Collected data entries:
┌──

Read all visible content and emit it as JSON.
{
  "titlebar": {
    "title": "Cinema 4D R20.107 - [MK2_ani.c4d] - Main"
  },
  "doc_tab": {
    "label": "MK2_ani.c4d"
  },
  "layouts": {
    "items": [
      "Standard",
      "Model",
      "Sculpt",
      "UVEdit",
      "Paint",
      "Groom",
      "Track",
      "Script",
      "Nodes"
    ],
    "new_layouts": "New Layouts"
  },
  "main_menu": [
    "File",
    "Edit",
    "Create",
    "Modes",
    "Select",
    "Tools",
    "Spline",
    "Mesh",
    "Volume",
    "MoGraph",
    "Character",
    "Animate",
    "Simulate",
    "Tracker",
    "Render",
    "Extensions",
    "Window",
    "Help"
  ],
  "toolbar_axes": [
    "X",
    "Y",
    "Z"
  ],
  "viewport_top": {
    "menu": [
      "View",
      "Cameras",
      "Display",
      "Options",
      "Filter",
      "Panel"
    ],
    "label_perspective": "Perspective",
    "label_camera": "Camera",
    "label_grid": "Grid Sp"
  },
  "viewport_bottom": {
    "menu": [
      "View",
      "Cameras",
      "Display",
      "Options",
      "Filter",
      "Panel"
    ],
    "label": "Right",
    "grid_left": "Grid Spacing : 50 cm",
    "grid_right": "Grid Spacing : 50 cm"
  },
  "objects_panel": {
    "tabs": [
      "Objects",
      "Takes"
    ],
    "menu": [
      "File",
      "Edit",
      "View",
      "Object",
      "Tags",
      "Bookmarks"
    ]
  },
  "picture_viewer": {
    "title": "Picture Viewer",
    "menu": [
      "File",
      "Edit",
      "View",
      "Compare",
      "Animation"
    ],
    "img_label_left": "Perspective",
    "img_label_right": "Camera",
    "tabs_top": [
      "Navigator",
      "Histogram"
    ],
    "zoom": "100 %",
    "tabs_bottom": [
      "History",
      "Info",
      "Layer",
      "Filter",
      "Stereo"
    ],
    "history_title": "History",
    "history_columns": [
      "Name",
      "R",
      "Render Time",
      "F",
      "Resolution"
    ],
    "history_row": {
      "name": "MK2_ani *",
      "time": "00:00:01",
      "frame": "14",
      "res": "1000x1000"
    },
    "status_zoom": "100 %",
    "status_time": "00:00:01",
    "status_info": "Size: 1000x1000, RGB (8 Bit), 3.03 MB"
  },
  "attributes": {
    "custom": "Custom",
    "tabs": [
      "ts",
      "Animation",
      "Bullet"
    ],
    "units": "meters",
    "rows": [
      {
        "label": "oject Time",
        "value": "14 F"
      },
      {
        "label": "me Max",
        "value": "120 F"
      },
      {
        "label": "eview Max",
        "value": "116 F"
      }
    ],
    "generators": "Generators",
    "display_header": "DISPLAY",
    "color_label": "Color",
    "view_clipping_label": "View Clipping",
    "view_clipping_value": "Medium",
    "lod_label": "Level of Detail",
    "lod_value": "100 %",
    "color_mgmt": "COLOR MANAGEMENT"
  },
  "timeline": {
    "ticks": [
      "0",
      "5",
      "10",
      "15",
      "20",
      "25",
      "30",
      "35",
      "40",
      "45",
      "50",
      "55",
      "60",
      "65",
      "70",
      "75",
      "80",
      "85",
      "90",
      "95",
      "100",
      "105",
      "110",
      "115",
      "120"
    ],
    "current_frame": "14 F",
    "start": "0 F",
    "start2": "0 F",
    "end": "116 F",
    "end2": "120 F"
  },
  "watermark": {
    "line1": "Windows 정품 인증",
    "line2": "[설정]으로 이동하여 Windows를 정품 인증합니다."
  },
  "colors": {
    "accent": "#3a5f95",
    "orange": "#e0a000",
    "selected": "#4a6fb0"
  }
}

└──

OBJECTIVE —
Retype all of the material, keeping each line exact.

SOLUTION FOR THIS TASK —
Read all visible content and emit it as JSON.
{
  "titlebar": {
    "title": "Cinema 4D R20.107 - [MK2_ani.c4d] - Main"
  },
  "doc_tab": {
    "label": "MK2_ani.c4d"
  },
  "layouts": {
    "items": [
      "Standard",
      "Model",
      "Sculpt",
      "UVEdit",
      "Paint",
      "Groom",
      "Track",
      "Script",
      "Nodes"
    ],
    "new_layouts": "New Layouts"
  },
  "main_menu": [
    "File",
    "Edit",
    "Create",
    "Modes",
    "Select",
    "Tools",
    "Spline",
    "Mesh",
    "Volume",
    "MoGraph",
    "Character",
    "Animate",
    "Simulate",
    "Tracker",
    "Render",
    "Extensions",
    "Window",
    "Help"
  ],
  "toolbar_axes": [
    "X",
    "Y",
    "Z"
  ],
  "viewport_top": {
    "menu": [
      "View",
      "Cameras",
      "Display",
      "Options",
      "Filter",
      "Panel"
    ],
    "label_perspective": "Perspective",
    "label_camera": "Camera",
    "label_grid": "Grid Sp"
  },
  "viewport_bottom": {
    "menu": [
      "View",
      "Cameras",
      "Display",
      "Options",
      "Filter",
      "Panel"
    ],
    "label": "Right",
    "grid_left": "Grid Spacing : 50 cm",
    "grid_right": "Grid Spacing : 50 cm"
  },
  "objects_panel": {
    "tabs": [
      "Objects",
      "Takes"
    ],
    "menu": [
      "File",
      "Edit",
      "View",
      "Object",
      "Tags",
      "Bookmarks"
    ]
  },
  "picture_viewer": {
    "title": "Picture Viewer",
    "menu": [
      "File",
      "Edit",
      "View",
      "Compare",
      "Animation"
    ],
    "img_label_left": "Perspective",
    "img_label_right": "Camera",
    "tabs_top": [
      "Navigator",
      "Histogram"
    ],
    "zoom": "100 %",
    "tabs_bottom": [
      "History",
      "Info",
      "Layer",
      "Filter",
      "Stereo"
    ],
    "history_title": "History",
    "history_columns": [
      "Name",
      "R",
      "Render Time",
      "F",
      "Resolution"
    ],
    "history_row": {
      "name": "MK2_ani *",
      "time": "00:00:01",
      "frame": "14",
      "res": "1000x1000"
    },
    "status_zoom": "100 %",
    "status_time": "00:00:01",
    "status_info": "Size: 1000x1000, RGB (8 Bit), 3.03 MB"
  },
  "attributes": {
    "custom": "Custom",
    "tabs": [
      "ts",
      "Animation",
      "Bullet"
    ],
    "units": "meters",
    "rows": [
      {
        "label": "oject Time",
        "value": "14 F"
      },
      {
        "label": "me Max",
        "value": "120 F"
      },
      {
        "label": "eview Max",
        "value": "116 F"
      }
    ],
    "generators": "Generators",
    "display_header": "DISPLAY",
    "color_label": "Color",
    "view_clipping_label": "View Clipping",
    "view_clipping_value": "Medium",
    "lod_label": "Level of Detail",
    "lod_value": "100 %",
    "color_mgmt": "COLOR MANAGEMENT"
  },
  "timeline": {
    "ticks": [
      "0",
      "5",
      "10",
      "15",
      "20",
      "25",
      "30",
      "35",
      "40",
      "45",
      "50",
      "55",
      "60",
      "65",
      "70",
      "75",
      "80",
      "85",
      "90",
      "95",
      "100",
      "105",
      "110",
      "115",
      "120"
    ],
    "current_frame": "14 F",
    "start": "0 F",
    "start2": "0 F",
    "end": "116 F",
    "end2": "120 F"
  },
  "watermark": {
    "line1": "Windows 정품 인증",
    "line2": "[설정]으로 이동하여 Windows를 정품 인증합니다."
  },
  "colors": {
    "accent": "#3a5f95",
    "orange": "#e0a000",
    "selected": "#4a6fb0"
  }
}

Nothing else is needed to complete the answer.